PROBLEM TO SOLVE
Count the lines below that contain the word "AMIP" and give only the number.

RECORDS FOR THIS EXERCISE
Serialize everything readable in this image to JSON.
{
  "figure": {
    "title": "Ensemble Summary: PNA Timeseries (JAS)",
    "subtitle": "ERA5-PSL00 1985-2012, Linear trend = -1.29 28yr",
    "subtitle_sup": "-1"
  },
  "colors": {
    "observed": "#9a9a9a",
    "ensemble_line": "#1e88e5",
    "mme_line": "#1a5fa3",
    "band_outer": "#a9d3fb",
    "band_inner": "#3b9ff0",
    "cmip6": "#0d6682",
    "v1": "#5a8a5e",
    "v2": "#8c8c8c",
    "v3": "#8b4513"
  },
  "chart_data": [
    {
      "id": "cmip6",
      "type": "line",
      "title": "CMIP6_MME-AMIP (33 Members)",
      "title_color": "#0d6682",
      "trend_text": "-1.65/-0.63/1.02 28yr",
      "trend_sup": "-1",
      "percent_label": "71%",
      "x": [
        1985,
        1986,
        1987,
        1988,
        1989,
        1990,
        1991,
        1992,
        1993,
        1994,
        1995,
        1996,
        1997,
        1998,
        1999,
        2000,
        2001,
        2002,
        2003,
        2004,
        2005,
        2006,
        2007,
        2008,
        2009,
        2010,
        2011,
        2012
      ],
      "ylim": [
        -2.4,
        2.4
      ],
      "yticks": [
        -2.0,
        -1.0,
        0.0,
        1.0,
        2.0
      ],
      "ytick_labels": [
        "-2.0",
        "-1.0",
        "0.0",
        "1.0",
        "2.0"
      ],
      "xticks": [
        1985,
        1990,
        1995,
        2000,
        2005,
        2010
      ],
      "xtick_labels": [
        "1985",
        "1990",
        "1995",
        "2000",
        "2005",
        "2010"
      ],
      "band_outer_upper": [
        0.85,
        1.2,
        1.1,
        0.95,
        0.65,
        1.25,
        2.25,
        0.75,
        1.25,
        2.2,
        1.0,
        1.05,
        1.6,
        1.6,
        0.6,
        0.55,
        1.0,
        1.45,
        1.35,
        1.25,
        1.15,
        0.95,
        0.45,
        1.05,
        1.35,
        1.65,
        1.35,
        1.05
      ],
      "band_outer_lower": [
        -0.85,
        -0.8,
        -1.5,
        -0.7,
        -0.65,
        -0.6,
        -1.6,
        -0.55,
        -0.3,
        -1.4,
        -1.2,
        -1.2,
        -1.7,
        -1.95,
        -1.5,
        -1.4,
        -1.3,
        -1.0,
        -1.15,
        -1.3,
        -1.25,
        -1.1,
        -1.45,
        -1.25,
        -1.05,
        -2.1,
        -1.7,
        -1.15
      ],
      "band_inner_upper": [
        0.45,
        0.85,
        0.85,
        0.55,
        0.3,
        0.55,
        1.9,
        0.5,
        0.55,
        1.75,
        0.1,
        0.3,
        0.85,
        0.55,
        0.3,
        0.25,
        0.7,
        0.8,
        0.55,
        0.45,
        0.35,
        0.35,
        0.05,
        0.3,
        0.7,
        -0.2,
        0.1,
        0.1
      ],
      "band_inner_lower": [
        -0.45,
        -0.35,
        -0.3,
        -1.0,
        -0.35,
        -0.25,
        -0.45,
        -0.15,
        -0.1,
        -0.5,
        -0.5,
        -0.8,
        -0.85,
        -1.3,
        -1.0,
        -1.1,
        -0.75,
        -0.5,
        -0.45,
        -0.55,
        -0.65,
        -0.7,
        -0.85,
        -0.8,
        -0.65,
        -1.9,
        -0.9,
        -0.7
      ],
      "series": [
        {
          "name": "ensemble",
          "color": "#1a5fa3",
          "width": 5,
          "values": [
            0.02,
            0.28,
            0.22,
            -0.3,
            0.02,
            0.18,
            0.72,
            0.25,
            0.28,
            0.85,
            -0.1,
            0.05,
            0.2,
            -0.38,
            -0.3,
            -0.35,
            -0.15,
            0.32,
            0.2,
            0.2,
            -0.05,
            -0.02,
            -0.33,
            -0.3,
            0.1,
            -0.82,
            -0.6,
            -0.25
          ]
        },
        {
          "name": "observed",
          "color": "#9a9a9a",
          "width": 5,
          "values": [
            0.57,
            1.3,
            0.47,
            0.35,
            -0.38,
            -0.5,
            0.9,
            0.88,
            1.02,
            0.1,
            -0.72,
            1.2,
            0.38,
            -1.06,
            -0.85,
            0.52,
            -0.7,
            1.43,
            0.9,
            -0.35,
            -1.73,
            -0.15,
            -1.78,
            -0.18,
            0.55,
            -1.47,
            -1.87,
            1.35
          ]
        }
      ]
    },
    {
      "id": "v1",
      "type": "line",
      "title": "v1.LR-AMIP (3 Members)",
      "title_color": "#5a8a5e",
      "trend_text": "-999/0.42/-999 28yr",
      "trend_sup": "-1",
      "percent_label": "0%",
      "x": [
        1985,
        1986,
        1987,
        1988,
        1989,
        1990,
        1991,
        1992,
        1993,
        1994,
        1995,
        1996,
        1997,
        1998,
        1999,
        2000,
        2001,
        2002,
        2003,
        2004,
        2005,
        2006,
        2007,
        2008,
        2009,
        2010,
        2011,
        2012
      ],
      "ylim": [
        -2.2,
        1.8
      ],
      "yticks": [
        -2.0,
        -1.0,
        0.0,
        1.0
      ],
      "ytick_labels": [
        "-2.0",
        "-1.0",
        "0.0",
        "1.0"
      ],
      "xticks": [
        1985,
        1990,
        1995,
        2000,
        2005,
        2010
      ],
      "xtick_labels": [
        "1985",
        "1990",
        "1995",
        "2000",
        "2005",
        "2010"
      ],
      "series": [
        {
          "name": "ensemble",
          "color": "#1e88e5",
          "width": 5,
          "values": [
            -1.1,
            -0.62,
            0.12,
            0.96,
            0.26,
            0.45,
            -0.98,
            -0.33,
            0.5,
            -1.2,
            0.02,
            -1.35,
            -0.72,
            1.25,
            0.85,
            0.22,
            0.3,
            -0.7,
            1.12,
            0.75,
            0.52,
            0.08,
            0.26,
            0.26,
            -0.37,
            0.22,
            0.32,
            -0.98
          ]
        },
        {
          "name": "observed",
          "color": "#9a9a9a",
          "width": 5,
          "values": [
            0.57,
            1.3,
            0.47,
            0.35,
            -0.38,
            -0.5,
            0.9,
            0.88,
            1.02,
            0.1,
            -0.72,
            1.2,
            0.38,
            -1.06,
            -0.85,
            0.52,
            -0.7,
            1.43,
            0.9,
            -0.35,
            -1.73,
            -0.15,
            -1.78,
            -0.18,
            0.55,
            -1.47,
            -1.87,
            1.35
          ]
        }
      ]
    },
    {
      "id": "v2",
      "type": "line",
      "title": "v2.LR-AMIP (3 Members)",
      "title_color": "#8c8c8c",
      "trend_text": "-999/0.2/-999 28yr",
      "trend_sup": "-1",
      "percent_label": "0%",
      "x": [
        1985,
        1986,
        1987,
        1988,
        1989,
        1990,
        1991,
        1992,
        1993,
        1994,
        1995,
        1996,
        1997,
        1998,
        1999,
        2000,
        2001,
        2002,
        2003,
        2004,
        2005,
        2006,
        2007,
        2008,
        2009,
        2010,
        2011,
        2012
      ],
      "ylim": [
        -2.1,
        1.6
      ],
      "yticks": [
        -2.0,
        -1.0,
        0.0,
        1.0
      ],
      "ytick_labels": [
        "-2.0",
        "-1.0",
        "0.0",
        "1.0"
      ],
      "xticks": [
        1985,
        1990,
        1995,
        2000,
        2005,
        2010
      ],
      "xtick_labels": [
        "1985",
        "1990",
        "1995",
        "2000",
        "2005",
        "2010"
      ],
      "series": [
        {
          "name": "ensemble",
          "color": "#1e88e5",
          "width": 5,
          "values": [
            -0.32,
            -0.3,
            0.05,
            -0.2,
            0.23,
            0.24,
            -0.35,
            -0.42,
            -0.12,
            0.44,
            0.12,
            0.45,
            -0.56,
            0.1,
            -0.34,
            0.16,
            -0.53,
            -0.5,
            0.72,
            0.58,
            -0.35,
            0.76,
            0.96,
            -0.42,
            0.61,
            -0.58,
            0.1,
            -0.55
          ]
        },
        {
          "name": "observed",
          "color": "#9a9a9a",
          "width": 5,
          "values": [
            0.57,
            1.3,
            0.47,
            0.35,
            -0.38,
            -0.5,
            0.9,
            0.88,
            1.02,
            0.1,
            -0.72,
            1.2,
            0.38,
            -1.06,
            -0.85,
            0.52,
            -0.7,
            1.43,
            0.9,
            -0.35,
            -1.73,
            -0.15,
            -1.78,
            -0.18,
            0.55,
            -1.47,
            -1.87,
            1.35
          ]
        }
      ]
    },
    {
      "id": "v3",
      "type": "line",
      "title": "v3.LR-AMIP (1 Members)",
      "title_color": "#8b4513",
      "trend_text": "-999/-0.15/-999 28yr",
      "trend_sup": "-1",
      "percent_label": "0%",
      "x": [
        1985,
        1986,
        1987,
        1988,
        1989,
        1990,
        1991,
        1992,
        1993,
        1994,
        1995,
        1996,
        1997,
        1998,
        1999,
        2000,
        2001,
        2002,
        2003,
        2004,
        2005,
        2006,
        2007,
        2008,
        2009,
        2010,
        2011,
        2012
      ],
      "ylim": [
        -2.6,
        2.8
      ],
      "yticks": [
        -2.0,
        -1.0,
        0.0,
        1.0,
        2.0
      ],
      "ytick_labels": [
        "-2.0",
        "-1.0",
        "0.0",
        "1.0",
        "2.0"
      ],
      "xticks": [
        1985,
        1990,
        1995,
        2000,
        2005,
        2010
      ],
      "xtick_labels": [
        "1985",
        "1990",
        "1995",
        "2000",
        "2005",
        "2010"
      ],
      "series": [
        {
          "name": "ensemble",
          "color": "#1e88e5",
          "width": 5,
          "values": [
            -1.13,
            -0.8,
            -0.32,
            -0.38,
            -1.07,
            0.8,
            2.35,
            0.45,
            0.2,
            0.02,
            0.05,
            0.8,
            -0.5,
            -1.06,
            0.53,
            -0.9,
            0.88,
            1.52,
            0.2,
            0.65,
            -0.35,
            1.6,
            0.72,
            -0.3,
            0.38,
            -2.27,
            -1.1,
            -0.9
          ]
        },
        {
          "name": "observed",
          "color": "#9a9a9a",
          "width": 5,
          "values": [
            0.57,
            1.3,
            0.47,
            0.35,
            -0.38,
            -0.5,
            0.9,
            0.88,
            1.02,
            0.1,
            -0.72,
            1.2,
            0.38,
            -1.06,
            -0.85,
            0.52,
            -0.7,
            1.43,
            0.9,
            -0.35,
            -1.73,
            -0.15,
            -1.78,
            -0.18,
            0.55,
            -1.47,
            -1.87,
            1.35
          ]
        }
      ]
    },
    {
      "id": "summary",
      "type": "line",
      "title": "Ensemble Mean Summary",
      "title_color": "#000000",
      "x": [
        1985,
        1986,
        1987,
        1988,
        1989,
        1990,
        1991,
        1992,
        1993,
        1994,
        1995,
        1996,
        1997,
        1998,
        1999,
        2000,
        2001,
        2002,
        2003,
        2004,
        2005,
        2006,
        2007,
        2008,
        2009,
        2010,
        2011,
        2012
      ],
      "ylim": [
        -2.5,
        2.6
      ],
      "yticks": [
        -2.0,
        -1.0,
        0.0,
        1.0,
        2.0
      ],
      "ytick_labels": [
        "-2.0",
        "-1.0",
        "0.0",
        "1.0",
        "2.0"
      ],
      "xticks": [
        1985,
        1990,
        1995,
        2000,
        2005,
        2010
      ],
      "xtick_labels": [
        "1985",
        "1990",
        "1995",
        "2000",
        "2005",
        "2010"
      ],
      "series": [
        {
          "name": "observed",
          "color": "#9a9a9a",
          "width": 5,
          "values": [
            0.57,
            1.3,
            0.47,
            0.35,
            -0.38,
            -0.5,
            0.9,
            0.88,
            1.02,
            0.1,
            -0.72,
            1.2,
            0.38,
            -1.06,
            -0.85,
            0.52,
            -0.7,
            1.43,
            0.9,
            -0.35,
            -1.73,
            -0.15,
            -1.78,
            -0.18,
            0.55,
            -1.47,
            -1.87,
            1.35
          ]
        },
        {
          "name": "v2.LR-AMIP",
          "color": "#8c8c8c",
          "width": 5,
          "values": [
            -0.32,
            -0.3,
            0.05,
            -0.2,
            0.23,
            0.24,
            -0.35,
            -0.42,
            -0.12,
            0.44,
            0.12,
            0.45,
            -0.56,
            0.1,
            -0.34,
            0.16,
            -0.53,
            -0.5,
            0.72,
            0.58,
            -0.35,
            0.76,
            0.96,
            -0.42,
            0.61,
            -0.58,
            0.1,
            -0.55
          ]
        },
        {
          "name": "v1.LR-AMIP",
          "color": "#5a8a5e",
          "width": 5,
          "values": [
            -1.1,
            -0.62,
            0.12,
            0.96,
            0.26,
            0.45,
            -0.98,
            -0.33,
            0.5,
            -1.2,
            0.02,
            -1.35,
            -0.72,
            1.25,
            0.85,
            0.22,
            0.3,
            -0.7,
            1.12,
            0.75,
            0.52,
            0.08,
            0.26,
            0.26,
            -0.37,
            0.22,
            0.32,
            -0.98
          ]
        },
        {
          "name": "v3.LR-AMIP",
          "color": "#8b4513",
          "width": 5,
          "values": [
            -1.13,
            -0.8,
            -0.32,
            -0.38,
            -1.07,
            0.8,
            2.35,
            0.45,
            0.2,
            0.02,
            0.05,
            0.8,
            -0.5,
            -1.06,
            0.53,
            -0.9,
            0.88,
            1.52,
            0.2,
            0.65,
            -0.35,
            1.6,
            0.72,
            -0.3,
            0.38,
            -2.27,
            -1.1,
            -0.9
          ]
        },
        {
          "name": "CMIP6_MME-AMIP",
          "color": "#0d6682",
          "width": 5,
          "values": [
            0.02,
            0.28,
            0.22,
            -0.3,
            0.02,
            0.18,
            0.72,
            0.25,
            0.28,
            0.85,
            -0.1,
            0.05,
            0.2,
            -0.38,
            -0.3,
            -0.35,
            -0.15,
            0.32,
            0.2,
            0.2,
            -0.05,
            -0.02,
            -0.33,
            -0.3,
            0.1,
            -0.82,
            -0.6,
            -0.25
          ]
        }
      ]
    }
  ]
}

WRITTEN SOLUTION
8